** Start **
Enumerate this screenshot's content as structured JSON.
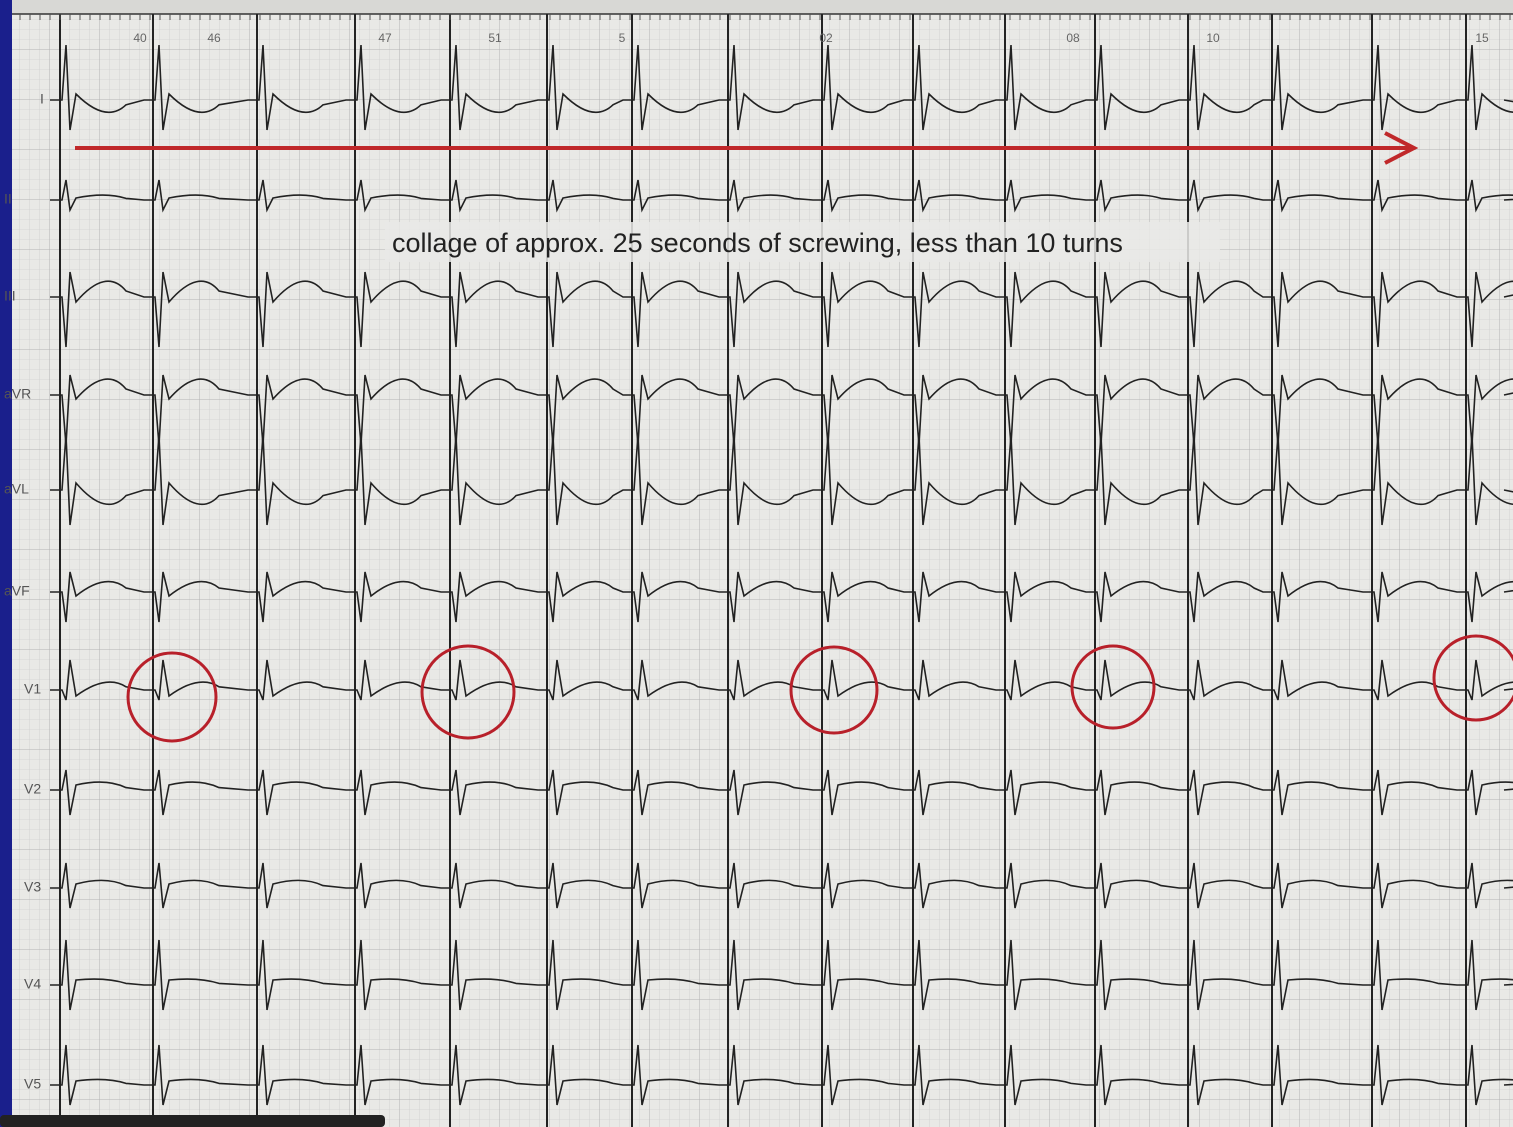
{
  "header": {
    "time_marks": [
      "40",
      "46",
      "47",
      "51",
      "5",
      "02",
      "08",
      "10",
      "15"
    ]
  },
  "leads": [
    "I",
    "II",
    "III",
    "aVR",
    "aVL",
    "aVF",
    "V1",
    "V2",
    "V3",
    "V4",
    "V5"
  ],
  "annotation": "collage of approx. 25 seconds of screwing, less than 10 turns"
}
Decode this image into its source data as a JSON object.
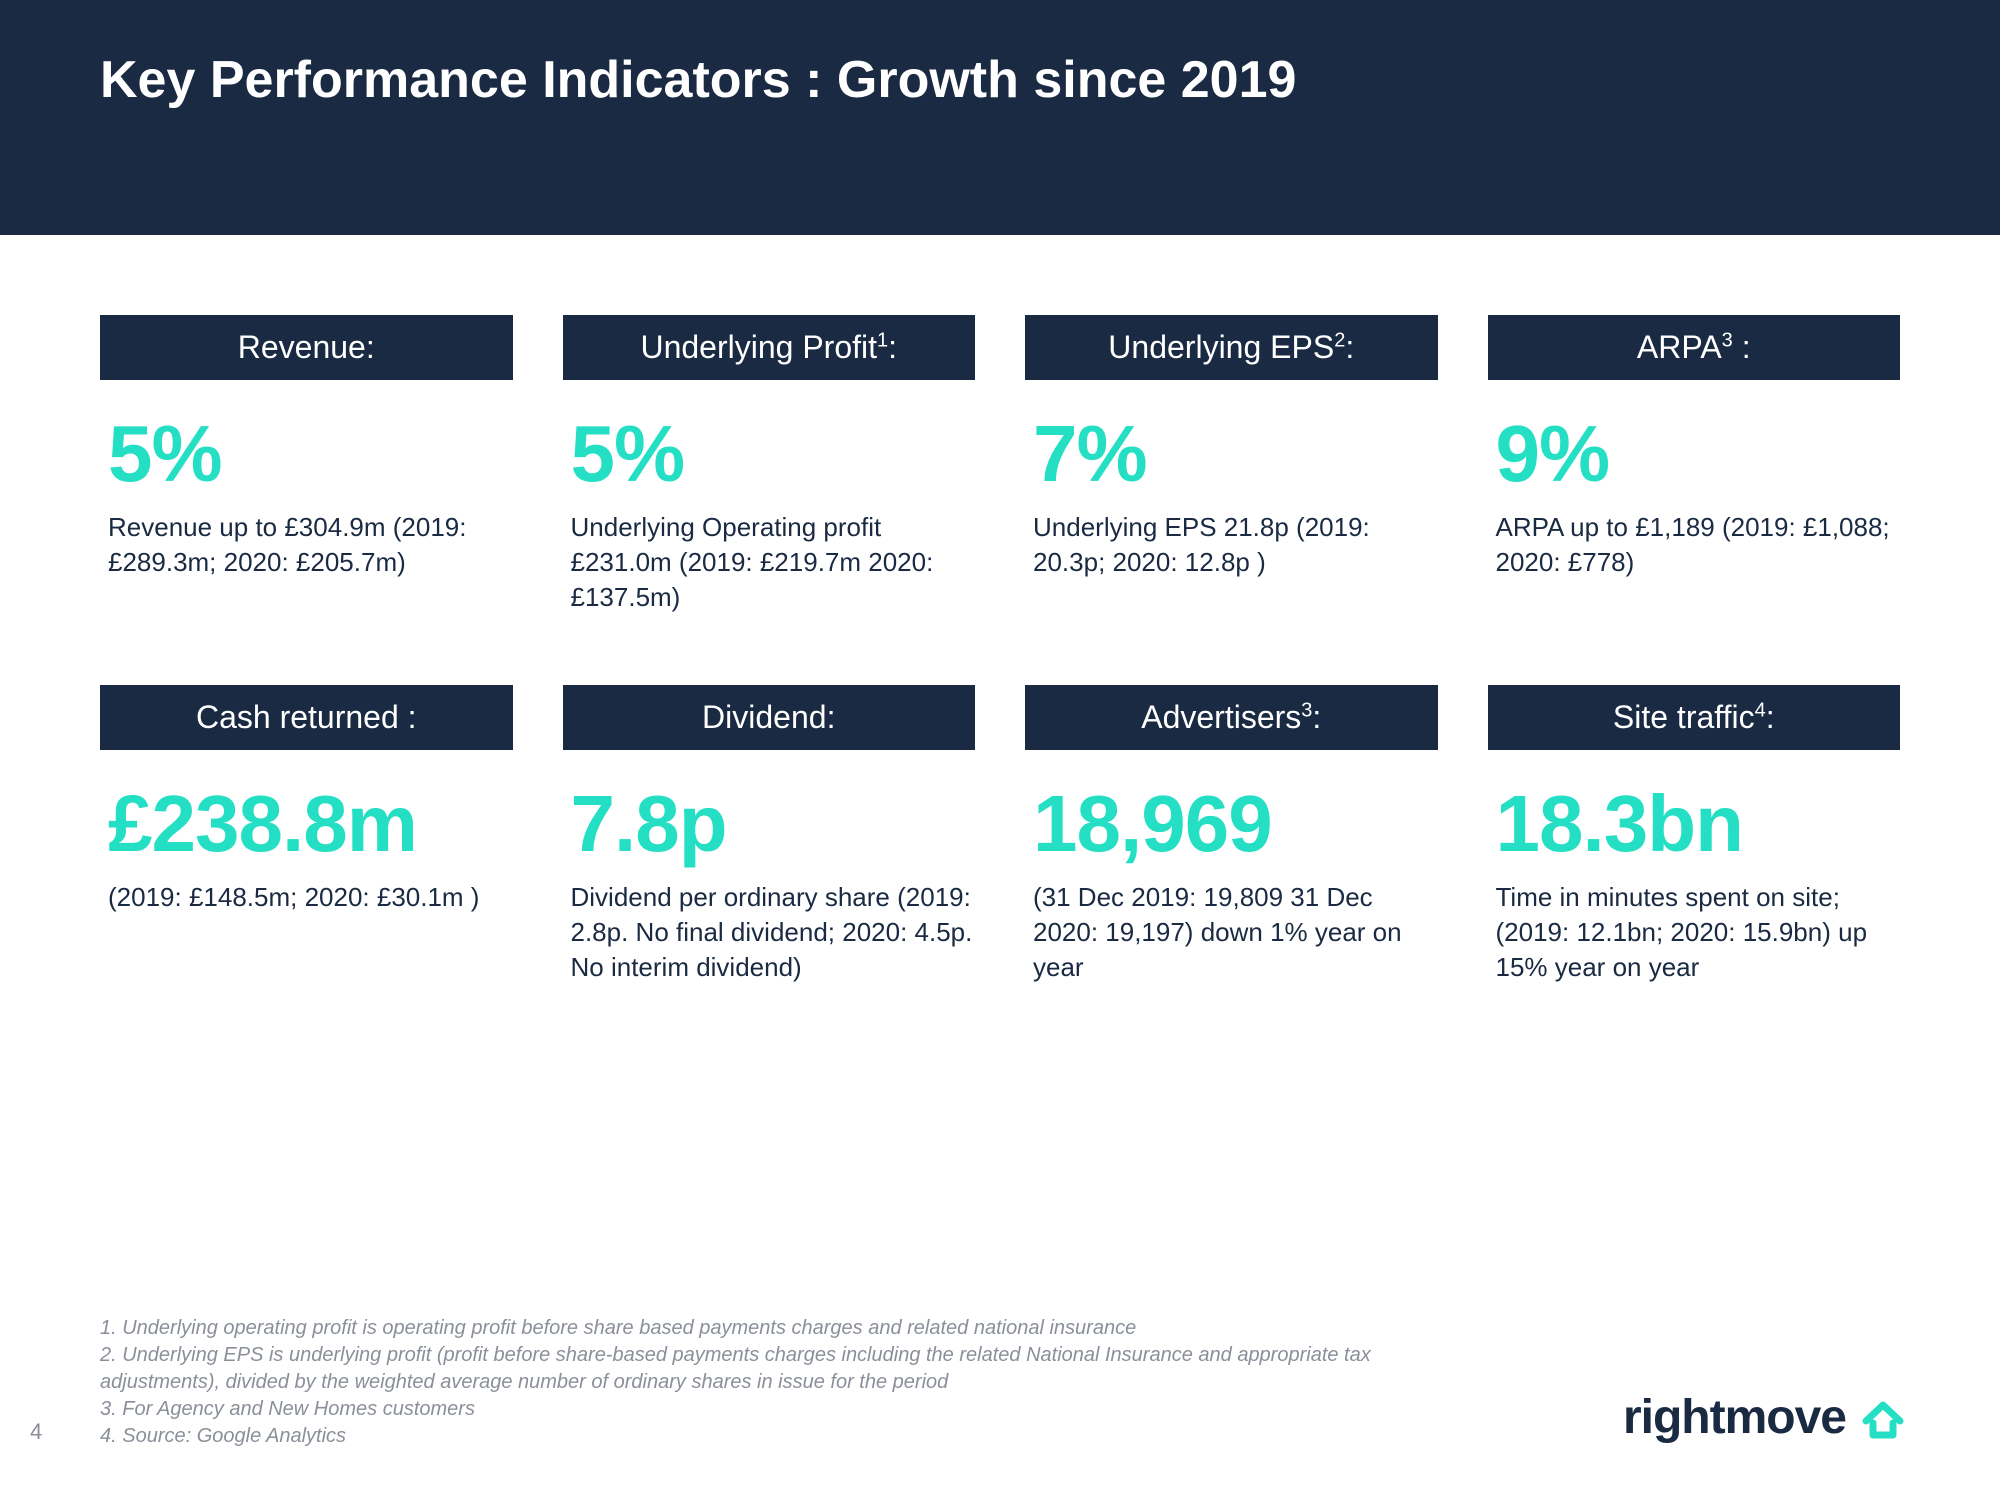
{
  "header": {
    "title": "Key Performance Indicators : Growth since 2019"
  },
  "colors": {
    "accent": "#24dfc4",
    "dark": "#1a2a42",
    "muted": "#8a8f99",
    "bg": "#ffffff"
  },
  "kpis": [
    {
      "label": "Revenue:",
      "sup": "",
      "value": "5%",
      "desc": "Revenue up to £304.9m (2019: £289.3m; 2020: £205.7m)"
    },
    {
      "label": "Underlying Profit",
      "sup": "1",
      "tail": ":",
      "value": "5%",
      "desc": "Underlying Operating profit £231.0m (2019: £219.7m 2020: £137.5m)"
    },
    {
      "label": "Underlying EPS",
      "sup": "2",
      "tail": ":",
      "value": "7%",
      "desc": "Underlying EPS 21.8p (2019: 20.3p; 2020: 12.8p )"
    },
    {
      "label": "ARPA",
      "sup": "3",
      "tail": " :",
      "value": "9%",
      "desc": "ARPA up to £1,189 (2019: £1,088; 2020: £778)"
    },
    {
      "label": "Cash returned :",
      "sup": "",
      "value": "£238.8m",
      "desc": "(2019: £148.5m; 2020: £30.1m )"
    },
    {
      "label": "Dividend:",
      "sup": "",
      "value": "7.8p",
      "desc": "Dividend per ordinary share (2019: 2.8p. No final dividend; 2020: 4.5p. No interim dividend)"
    },
    {
      "label": "Advertisers",
      "sup": "3",
      "tail": ":",
      "value": "18,969",
      "desc": "(31 Dec 2019: 19,809 31 Dec 2020: 19,197) down 1% year on year"
    },
    {
      "label": "Site traffic",
      "sup": "4",
      "tail": ":",
      "value": "18.3bn",
      "desc": "Time in minutes spent on site; (2019: 12.1bn;  2020: 15.9bn) up 15% year on year"
    }
  ],
  "footnotes": [
    "1. Underlying operating profit is operating profit before share based payments charges and related national insurance",
    "2. Underlying EPS is underlying profit (profit before share-based payments charges including the related National Insurance and appropriate tax adjustments), divided by the weighted average number of ordinary shares in issue for the period",
    "3. For Agency and New Homes customers",
    "4. Source: Google Analytics"
  ],
  "page_number": "4",
  "logo_text": "rightmove"
}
** End **
### What the task requires
Look through the entries above; copy every line holding the string "JSON".

### Output of the task
Enumerate this screenshot's content as structured JSON.
Decode this image into its source data as a JSON object.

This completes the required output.